Stated exercise: Gather all lines in the entries that include the word "monatlich".

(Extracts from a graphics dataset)
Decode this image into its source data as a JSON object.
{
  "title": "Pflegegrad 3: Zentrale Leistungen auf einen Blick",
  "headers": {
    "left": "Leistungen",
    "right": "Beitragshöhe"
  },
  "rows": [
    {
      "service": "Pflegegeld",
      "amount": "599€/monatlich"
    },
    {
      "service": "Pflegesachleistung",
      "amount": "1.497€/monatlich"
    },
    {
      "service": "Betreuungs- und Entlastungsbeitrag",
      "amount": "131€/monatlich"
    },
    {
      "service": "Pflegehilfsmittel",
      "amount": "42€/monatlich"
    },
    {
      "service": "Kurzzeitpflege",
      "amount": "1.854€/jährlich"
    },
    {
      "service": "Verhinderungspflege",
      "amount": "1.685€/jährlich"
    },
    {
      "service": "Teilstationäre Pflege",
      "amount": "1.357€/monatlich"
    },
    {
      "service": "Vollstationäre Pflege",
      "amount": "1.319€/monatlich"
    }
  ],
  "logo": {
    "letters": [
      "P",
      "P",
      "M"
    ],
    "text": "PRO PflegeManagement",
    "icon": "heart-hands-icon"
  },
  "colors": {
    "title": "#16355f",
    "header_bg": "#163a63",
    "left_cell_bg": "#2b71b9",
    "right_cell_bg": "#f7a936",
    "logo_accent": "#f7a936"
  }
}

Task response:
      "amount": "599€/monatlich"
      "amount": "1.497€/monatlich"
      "amount": "131€/monatlich"
      "amount": "42€/monatlich"
      "amount": "1.357€/monatlich"
      "amount": "1.319€/monatlich"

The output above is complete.